* _WHAT TO DO_
Copy, from the entries below, each line where the word "Postausgang" can be found.

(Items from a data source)
## start

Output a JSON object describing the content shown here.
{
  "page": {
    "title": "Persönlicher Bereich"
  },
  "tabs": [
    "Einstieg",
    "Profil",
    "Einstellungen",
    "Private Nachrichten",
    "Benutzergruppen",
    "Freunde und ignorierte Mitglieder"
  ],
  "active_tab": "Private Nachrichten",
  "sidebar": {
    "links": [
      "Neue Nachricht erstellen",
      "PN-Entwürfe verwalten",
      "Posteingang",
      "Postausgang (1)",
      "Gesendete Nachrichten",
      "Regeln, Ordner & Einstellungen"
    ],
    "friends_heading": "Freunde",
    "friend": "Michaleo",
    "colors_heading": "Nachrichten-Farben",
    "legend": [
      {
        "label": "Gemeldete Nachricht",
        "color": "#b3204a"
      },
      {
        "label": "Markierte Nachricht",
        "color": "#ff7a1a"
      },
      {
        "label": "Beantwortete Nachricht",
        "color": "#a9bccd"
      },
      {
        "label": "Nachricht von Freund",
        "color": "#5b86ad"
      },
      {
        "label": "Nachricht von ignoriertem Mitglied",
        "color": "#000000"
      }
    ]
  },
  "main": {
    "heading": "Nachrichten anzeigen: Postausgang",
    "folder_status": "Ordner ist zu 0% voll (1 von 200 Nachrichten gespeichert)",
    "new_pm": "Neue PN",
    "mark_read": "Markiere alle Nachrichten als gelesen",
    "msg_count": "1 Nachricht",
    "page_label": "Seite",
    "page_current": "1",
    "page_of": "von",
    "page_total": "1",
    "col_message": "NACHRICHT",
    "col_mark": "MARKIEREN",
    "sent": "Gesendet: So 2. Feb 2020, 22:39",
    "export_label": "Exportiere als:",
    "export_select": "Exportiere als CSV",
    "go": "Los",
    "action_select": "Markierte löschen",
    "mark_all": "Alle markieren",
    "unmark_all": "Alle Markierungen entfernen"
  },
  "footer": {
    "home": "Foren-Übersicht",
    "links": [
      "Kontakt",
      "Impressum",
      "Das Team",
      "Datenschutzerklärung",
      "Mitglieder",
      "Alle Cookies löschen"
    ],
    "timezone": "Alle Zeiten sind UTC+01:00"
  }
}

## end

* _TASK SOLUTION_
      "Postausgang (1)",
    "heading": "Nachrichten anzeigen: Postausgang",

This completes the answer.